* _EXERCISE_: Reproduce every entry in the listing without alteration.
= = = = = = =
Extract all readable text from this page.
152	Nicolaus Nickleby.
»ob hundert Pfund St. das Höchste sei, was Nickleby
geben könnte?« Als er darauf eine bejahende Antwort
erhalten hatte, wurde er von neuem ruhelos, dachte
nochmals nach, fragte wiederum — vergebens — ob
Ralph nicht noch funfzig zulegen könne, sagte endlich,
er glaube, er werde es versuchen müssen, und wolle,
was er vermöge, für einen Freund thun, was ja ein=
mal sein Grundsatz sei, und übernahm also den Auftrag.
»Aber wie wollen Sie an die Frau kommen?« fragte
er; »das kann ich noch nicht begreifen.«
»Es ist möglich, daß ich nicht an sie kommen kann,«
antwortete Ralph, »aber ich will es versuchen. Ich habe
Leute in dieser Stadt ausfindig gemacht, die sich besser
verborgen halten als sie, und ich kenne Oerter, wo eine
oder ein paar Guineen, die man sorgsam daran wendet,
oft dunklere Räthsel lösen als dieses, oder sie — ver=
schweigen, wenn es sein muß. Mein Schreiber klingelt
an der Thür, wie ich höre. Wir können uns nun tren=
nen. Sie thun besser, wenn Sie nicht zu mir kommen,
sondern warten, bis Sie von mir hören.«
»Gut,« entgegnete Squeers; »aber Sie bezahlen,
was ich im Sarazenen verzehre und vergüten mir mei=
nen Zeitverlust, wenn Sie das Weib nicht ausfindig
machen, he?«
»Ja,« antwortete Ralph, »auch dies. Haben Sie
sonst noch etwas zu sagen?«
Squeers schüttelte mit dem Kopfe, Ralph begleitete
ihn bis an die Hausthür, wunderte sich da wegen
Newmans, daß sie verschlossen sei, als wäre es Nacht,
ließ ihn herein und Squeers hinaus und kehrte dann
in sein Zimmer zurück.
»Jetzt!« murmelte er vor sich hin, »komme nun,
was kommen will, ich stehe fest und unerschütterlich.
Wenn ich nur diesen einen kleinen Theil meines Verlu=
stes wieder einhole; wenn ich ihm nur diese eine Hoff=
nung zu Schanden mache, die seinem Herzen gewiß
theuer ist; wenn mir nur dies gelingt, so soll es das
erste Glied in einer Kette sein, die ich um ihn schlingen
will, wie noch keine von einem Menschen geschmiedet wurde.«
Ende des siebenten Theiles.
= = = = = = =
* _COMPLETED EXERCISE_:
Extract all readable text from this page.
152	Nicolaus Nickleby.
»ob hundert Pfund St. das Höchste sei, was Nickleby
geben könnte?« Als er darauf eine bejahende Antwort
erhalten hatte, wurde er von neuem ruhelos, dachte
nochmals nach, fragte wiederum — vergebens — ob
Ralph nicht noch funfzig zulegen könne, sagte endlich,
er glaube, er werde es versuchen müssen, und wolle,
was er vermöge, für einen Freund thun, was ja ein=
mal sein Grundsatz sei, und übernahm also den Auftrag.
»Aber wie wollen Sie an die Frau kommen?« fragte
er; »das kann ich noch nicht begreifen.«
»Es ist möglich, daß ich nicht an sie kommen kann,«
antwortete Ralph, »aber ich will es versuchen. Ich habe
Leute in dieser Stadt ausfindig gemacht, die sich besser
verborgen halten als sie, und ich kenne Oerter, wo eine
oder ein paar Guineen, die man sorgsam daran wendet,
oft dunklere Räthsel lösen als dieses, oder sie — ver=
schweigen, wenn es sein muß. Mein Schreiber klingelt
an der Thür, wie ich höre. Wir können uns nun tren=
nen. Sie thun besser, wenn Sie nicht zu mir kommen,
sondern warten, bis Sie von mir hören.«
»Gut,« entgegnete Squeers; »aber Sie bezahlen,
was ich im Sarazenen verzehre und vergüten mir mei=
nen Zeitverlust, wenn Sie das Weib nicht ausfindig
machen, he?«
»Ja,« antwortete Ralph, »auch dies. Haben Sie
sonst noch etwas zu sagen?«
Squeers schüttelte mit dem Kopfe, Ralph begleitete
ihn bis an die Hausthür, wunderte sich da wegen
Newmans, daß sie verschlossen sei, als wäre es Nacht,
ließ ihn herein und Squeers hinaus und kehrte dann
in sein Zimmer zurück.
»Jetzt!« murmelte er vor sich hin, »komme nun,
was kommen will, ich stehe fest und unerschütterlich.
Wenn ich nur diesen einen kleinen Theil meines Verlu=
stes wieder einhole; wenn ich ihm nur diese eine Hoff=
nung zu Schanden mache, die seinem Herzen gewiß
theuer ist; wenn mir nur dies gelingt, so soll es das
erste Glied in einer Kette sein, die ich um ihn schlingen
will, wie noch keine von einem Menschen geschmiedet wurde.«
Ende des siebenten Theiles.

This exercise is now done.